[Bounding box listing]
————
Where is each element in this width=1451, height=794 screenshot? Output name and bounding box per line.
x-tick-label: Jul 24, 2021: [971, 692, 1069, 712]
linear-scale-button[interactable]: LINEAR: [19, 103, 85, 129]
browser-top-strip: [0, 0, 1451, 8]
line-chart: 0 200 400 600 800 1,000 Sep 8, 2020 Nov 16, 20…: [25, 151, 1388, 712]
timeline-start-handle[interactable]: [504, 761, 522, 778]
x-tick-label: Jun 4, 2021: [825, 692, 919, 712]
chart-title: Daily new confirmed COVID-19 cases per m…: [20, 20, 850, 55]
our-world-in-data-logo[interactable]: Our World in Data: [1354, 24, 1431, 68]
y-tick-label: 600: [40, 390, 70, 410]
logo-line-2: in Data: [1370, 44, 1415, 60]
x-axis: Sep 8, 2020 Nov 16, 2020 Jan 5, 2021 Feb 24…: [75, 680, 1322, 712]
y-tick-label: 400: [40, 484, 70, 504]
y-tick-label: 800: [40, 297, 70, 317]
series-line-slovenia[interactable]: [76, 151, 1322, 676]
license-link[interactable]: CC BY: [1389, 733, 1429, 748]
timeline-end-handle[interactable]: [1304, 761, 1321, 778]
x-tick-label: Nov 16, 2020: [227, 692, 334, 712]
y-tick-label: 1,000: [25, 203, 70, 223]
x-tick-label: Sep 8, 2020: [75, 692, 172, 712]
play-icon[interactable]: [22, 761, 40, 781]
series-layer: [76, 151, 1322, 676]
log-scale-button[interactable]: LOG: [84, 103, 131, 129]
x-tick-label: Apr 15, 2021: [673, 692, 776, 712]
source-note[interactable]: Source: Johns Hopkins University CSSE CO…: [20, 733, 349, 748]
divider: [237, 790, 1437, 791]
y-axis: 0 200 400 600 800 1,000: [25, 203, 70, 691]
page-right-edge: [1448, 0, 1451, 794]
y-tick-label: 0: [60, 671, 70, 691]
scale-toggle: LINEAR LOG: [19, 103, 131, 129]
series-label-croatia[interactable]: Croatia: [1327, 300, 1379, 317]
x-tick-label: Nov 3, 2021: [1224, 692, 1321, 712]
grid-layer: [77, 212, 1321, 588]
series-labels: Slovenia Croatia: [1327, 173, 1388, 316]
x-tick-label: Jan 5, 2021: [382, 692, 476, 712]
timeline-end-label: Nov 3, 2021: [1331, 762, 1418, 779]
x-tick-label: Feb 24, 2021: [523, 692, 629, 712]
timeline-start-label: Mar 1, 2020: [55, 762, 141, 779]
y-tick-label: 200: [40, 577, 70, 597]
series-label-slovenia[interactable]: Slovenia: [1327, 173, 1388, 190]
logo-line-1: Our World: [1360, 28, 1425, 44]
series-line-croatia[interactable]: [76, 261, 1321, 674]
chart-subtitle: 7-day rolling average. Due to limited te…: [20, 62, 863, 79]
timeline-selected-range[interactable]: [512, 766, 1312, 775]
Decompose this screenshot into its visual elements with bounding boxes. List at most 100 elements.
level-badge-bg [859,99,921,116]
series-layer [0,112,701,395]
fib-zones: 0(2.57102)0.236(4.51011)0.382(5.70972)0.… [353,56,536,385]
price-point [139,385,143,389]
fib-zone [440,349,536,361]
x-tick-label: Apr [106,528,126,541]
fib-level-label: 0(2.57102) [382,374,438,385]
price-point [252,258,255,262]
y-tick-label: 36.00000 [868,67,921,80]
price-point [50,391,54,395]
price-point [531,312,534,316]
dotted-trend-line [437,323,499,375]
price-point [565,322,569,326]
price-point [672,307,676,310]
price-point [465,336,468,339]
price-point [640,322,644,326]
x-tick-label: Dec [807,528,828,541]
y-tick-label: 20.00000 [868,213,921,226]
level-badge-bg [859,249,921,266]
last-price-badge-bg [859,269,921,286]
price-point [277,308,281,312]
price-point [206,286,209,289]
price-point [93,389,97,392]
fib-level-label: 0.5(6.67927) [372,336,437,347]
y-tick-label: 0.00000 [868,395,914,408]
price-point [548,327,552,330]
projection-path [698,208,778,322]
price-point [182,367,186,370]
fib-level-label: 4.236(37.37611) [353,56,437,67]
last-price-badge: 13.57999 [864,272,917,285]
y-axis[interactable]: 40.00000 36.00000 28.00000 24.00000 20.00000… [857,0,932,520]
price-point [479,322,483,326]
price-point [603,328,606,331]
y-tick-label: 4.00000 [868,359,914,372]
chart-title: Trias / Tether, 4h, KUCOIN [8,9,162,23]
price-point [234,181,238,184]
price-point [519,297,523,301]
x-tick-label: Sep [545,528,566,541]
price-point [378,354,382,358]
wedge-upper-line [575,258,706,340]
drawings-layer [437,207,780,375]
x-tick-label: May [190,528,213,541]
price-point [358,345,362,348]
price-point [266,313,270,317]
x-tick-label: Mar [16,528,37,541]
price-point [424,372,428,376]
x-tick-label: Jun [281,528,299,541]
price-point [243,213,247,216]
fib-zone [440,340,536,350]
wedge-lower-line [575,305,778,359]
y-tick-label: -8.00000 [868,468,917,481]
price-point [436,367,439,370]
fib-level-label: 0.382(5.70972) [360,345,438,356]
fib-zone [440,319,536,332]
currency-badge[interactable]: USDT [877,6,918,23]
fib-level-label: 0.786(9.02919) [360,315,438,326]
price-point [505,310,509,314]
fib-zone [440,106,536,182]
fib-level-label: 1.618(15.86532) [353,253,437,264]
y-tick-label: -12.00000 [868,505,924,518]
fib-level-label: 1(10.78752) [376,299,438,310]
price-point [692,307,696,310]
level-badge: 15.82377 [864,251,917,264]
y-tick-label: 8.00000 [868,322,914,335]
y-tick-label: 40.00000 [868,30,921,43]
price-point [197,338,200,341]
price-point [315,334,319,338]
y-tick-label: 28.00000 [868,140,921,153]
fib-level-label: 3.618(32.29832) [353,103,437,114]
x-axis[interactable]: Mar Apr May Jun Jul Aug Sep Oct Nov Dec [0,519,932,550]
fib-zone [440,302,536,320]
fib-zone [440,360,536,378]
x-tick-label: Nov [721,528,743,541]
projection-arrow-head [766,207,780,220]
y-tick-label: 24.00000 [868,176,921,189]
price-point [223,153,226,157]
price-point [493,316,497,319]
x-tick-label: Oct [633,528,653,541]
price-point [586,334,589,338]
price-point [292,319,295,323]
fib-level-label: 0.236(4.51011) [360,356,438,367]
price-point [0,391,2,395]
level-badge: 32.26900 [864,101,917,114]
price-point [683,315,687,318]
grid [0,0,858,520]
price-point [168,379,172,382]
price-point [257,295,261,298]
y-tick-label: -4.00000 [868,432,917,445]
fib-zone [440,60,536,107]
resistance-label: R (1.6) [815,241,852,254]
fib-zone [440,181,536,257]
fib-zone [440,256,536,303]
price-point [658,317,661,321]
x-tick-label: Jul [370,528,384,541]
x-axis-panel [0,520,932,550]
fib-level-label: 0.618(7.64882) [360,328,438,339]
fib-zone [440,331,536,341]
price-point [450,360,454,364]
————
▶ _What you will do_: Reproduce every line of the listing above, character for character, with nothing changed.

▶ _The result_:
Where is each element in this width=1451, height=794 screenshot? Output name and bounding box per line.
x-tick-label: Jul 24, 2021: [971, 692, 1069, 712]
linear-scale-button[interactable]: LINEAR: [19, 103, 85, 129]
browser-top-strip: [0, 0, 1451, 8]
line-chart: 0 200 400 600 800 1,000 Sep 8, 2020 Nov 16, 20…: [25, 151, 1388, 712]
timeline-start-handle[interactable]: [504, 761, 522, 778]
x-tick-label: Jun 4, 2021: [825, 692, 919, 712]
chart-title: Daily new confirmed COVID-19 cases per m…: [20, 20, 850, 55]
our-world-in-data-logo[interactable]: Our World in Data: [1354, 24, 1431, 68]
y-tick-label: 600: [40, 390, 70, 410]
logo-line-2: in Data: [1370, 44, 1415, 60]
x-axis: Sep 8, 2020 Nov 16, 2020 Jan 5, 2021 Feb 24…: [75, 680, 1322, 712]
y-tick-label: 400: [40, 484, 70, 504]
y-tick-label: 800: [40, 297, 70, 317]
series-line-slovenia[interactable]: [76, 151, 1322, 676]
license-link[interactable]: CC BY: [1389, 733, 1429, 748]
timeline-end-handle[interactable]: [1304, 761, 1321, 778]
x-tick-label: Nov 16, 2020: [227, 692, 334, 712]
y-tick-label: 1,000: [25, 203, 70, 223]
x-tick-label: Sep 8, 2020: [75, 692, 172, 712]
play-icon[interactable]: [22, 761, 40, 781]
series-layer: [76, 151, 1322, 676]
log-scale-button[interactable]: LOG: [84, 103, 131, 129]
x-tick-label: Apr 15, 2021: [673, 692, 776, 712]
source-note[interactable]: Source: Johns Hopkins University CSSE CO…: [20, 733, 349, 748]
divider: [237, 790, 1437, 791]
y-axis: 0 200 400 600 800 1,000: [25, 203, 70, 691]
page-right-edge: [1448, 0, 1451, 794]
y-tick-label: 0: [60, 671, 70, 691]
scale-toggle: LINEAR LOG: [19, 103, 131, 129]
series-label-croatia[interactable]: Croatia: [1327, 300, 1379, 317]
x-tick-label: Nov 3, 2021: [1224, 692, 1321, 712]
grid-layer: [77, 212, 1321, 588]
series-labels: Slovenia Croatia: [1327, 173, 1388, 316]
x-tick-label: Jan 5, 2021: [382, 692, 476, 712]
timeline-end-label: Nov 3, 2021: [1331, 762, 1418, 779]
x-tick-label: Feb 24, 2021: [523, 692, 629, 712]
timeline-start-label: Mar 1, 2020: [55, 762, 141, 779]
y-tick-label: 200: [40, 577, 70, 597]
series-label-slovenia[interactable]: Slovenia: [1327, 173, 1388, 190]
logo-line-1: Our World: [1360, 28, 1425, 44]
series-line-croatia[interactable]: [76, 261, 1321, 674]
chart-subtitle: 7-day rolling average. Due to limited te…: [20, 62, 863, 79]
timeline-selected-range[interactable]: [512, 766, 1312, 775]
Decompose this screenshot into its visual elements with bounding boxes. List at most 100 elements.
level-badge-bg [859,99,921,116]
series-layer [0,112,701,395]
fib-zones: 0(2.57102)0.236(4.51011)0.382(5.70972)0.… [353,56,536,385]
price-point [139,385,143,389]
fib-zone [440,349,536,361]
x-tick-label: Apr [106,528,126,541]
fib-level-label: 0(2.57102) [382,374,438,385]
price-point [252,258,255,262]
y-tick-label: 36.00000 [868,67,921,80]
price-point [50,391,54,395]
price-point [531,312,534,316]
dotted-trend-line [437,323,499,375]
price-point [565,322,569,326]
price-point [672,307,676,310]
price-point [465,336,468,339]
price-point [640,322,644,326]
x-tick-label: Dec [807,528,828,541]
y-tick-label: 20.00000 [868,213,921,226]
level-badge-bg [859,249,921,266]
last-price-badge-bg [859,269,921,286]
price-point [277,308,281,312]
price-point [206,286,209,289]
price-point [93,389,97,392]
fib-level-label: 0.5(6.67927) [372,336,437,347]
y-tick-label: 0.00000 [868,395,914,408]
price-point [548,327,552,330]
projection-path [698,208,778,322]
price-point [182,367,186,370]
fib-level-label: 4.236(37.37611) [353,56,437,67]
last-price-badge: 13.57999 [864,272,917,285]
y-axis[interactable]: 40.00000 36.00000 28.00000 24.00000 20.00000… [857,0,932,520]
price-point [479,322,483,326]
price-point [603,328,606,331]
y-tick-label: 4.00000 [868,359,914,372]
chart-title: Trias / Tether, 4h, KUCOIN [8,9,162,23]
price-point [234,181,238,184]
price-point [519,297,523,301]
x-tick-label: Sep [545,528,566,541]
price-point [378,354,382,358]
wedge-upper-line [575,258,706,340]
drawings-layer [437,207,780,375]
x-tick-label: May [190,528,213,541]
price-point [358,345,362,348]
price-point [266,313,270,317]
x-tick-label: Mar [16,528,37,541]
price-point [424,372,428,376]
x-tick-label: Jun [281,528,299,541]
price-point [243,213,247,216]
fib-zone [440,340,536,350]
wedge-lower-line [575,305,778,359]
y-tick-label: -8.00000 [868,468,917,481]
price-point [436,367,439,370]
fib-level-label: 0.382(5.70972) [360,345,438,356]
fib-zone [440,319,536,332]
currency-badge[interactable]: USDT [877,6,918,23]
fib-level-label: 0.786(9.02919) [360,315,438,326]
price-point [505,310,509,314]
fib-zone [440,106,536,182]
fib-level-label: 1.618(15.86532) [353,253,437,264]
y-tick-label: -12.00000 [868,505,924,518]
fib-level-label: 1(10.78752) [376,299,438,310]
price-point [692,307,696,310]
level-badge: 15.82377 [864,251,917,264]
y-tick-label: 8.00000 [868,322,914,335]
y-tick-label: 40.00000 [868,30,921,43]
price-point [197,338,200,341]
price-point [315,334,319,338]
y-tick-label: 28.00000 [868,140,921,153]
fib-level-label: 3.618(32.29832) [353,103,437,114]
x-axis[interactable]: Mar Apr May Jun Jul Aug Sep Oct Nov Dec [0,519,932,550]
fib-zone [440,302,536,320]
fib-zone [440,360,536,378]
x-tick-label: Nov [721,528,743,541]
projection-arrow-head [766,207,780,220]
y-tick-label: 24.00000 [868,176,921,189]
price-point [223,153,226,157]
price-point [493,316,497,319]
x-tick-label: Oct [633,528,653,541]
price-point [586,334,589,338]
price-point [292,319,295,323]
fib-level-label: 0.236(4.51011) [360,356,438,367]
price-point [0,391,2,395]
level-badge: 32.26900 [864,101,917,114]
price-point [683,315,687,318]
grid [0,0,858,520]
price-point [168,379,172,382]
price-point [257,295,261,298]
y-tick-label: -4.00000 [868,432,917,445]
fib-zone [440,60,536,107]
resistance-label: R (1.6) [815,241,852,254]
fib-zone [440,181,536,257]
fib-zone [440,256,536,303]
price-point [658,317,661,321]
x-tick-label: Jul [370,528,384,541]
x-axis-panel [0,520,932,550]
fib-level-label: 0.618(7.64882) [360,328,438,339]
fib-zone [440,331,536,341]
price-point [450,360,454,364]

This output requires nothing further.